**Text:**

_ _ _ _

July 12, 2010 at 3:09 am
doobya (7/12/2010)
When you look up a number in the phone book - you know whether to binary search left or right because the alphabet is increasing
You are aware that SQL doesn't use binary trees for indexes? Depending on the index, the 'middle' value is not necessarily going to be in the root page of the index. The root page only stores the lowest index key value for each page in the level below.
Personally, I can't see all that much value in this. Any function that's simple enough that the query processor can do this (and it would be the QP doing this, not the optimiser), should be simple enough that it can be rewritten in a SARGable form.
Did you post on Connect?
Gail Shaw
Microsoft Certified Master: SQL Server, MVP, M.Sc (Comp Sci)
SQL In The Wild: Discussions on DB performance with occasional diversions into recoverability
July 12, 2010 at 3:23 am
You are aware that SQL doesn't use binary trees for indexes? Depending on the index, the 'middle' value is not necessarily going to be in the root page of the index. The root page only stores the lowest index key value for each page in the level below.
Personally, I can't see all that much value in this. Any function that's simple enough that the query processor can do this (and it would be the QP doing this, not the optimiser), should be simple enough that it can be rewritten in a SARGable form.
Did you post on Connect?
Index aware 'middle' value - Yes - I figured you can have a "loose binary search" that doesn't have to split the set exactly in two every time ...
QP / optimizer - I was thinking that the optimizer creates the QP - and that if a binary search operator were available - it could create a QP
that used it to avoid a scan
SARGable - I suspect you are correct - and there is little point adding complexity to the engine just to help numpties
July 12, 2010 at 4:11 am
doobya (7/12/2010)
Index aware 'middle' value - Yes - I figured you can have a "loose binary search" that doesn't have to split the set exactly in two every time ...
I still don't know how one would do a binary-type search when what's available are b-trees (balanced trees), not binary trees. Searches are certainly possible, no so much binary ones though, unless you want to go and generate a binary tree at query execution time.
QP / optimizer - I was thinking that the optimizer creates the QP - and that if a binary search operator were available - it could create a QP
QP standing for Query Processor, not query plan. Optimiser creates plan, passes it to query processor which executes it. Query Optimiser (QO) would have to know the option exists and when it's both optimal and safe to use, Query Processor (QP) would then have to do all the work to execute it.

_ _ _ _

**Data entries:**

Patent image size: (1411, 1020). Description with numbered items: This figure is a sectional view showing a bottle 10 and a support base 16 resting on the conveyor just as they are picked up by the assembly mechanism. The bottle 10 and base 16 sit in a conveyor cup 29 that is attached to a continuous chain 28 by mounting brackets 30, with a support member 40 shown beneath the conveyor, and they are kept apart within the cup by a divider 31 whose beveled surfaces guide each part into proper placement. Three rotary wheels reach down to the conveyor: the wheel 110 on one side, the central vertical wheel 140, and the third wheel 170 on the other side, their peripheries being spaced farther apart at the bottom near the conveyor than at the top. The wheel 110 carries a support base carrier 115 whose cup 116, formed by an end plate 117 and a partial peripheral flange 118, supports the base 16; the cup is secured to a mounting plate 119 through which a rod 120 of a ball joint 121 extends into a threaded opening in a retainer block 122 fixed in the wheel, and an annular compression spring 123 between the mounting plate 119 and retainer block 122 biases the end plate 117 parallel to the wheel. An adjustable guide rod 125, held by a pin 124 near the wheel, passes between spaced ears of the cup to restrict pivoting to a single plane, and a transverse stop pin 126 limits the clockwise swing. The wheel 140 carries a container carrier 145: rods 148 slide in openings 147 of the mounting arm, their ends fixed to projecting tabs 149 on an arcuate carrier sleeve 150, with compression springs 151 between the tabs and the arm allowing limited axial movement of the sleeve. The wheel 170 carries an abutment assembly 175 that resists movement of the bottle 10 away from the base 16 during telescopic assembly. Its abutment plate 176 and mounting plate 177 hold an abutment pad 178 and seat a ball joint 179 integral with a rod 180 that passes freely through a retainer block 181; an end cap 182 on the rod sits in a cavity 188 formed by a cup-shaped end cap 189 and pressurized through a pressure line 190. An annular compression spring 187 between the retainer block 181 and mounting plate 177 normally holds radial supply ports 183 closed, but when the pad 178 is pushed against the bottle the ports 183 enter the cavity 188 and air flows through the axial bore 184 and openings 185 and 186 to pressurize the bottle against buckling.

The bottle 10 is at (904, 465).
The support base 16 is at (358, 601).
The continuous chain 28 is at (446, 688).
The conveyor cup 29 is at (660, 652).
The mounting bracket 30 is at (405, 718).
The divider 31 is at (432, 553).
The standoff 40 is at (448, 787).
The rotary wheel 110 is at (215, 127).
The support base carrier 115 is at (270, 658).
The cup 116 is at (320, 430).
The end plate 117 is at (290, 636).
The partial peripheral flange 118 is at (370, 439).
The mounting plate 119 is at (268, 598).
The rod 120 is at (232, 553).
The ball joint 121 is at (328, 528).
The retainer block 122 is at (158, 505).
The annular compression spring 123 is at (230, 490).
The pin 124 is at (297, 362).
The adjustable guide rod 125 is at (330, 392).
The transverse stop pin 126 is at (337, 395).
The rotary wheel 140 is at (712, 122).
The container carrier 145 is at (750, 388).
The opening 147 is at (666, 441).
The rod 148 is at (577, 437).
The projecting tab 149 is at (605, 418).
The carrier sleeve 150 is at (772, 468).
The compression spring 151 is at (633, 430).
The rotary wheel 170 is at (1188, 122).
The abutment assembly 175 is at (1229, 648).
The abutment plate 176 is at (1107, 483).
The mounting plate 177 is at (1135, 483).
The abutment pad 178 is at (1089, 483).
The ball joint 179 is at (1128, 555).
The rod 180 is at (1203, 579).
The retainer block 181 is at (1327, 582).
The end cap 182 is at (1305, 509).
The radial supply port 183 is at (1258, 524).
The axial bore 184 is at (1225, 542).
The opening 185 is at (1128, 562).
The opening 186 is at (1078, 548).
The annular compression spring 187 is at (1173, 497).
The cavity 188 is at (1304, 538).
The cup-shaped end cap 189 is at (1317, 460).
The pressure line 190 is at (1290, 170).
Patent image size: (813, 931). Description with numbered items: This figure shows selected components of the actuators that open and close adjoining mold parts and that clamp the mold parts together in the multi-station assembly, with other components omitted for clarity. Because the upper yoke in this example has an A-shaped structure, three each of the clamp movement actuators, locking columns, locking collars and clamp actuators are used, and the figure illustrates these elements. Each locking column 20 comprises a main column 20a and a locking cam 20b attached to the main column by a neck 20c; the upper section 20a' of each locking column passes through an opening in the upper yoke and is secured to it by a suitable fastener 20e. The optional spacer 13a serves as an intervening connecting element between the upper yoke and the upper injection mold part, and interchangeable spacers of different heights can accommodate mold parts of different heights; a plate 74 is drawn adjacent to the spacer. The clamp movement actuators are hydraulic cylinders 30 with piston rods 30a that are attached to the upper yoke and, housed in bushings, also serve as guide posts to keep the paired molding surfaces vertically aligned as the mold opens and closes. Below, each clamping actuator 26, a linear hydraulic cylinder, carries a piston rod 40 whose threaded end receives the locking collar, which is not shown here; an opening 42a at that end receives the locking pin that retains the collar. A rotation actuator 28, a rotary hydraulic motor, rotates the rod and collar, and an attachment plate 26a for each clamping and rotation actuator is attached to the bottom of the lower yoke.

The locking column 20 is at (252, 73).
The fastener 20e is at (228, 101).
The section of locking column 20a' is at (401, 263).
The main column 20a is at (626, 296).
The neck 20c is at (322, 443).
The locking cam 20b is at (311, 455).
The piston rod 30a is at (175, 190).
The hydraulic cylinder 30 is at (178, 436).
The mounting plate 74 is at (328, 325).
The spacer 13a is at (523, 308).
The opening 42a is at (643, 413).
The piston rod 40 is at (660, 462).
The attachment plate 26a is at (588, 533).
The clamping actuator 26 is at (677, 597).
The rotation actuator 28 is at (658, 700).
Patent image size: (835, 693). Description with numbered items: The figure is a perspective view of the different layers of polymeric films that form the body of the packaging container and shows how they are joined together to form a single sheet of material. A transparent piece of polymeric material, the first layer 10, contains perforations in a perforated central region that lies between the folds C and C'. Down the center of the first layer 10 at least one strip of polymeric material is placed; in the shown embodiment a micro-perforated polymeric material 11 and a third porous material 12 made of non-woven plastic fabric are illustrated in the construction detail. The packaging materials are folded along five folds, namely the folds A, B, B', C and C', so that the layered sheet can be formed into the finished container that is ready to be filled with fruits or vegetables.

_ _ _ _

**Exercise instructions:**
In the thread about SQL Server index searches, what does the root page of an index store? The rows come from a different source than the thread.

**The result:**
It stores the lowest index key value for each page in the level below.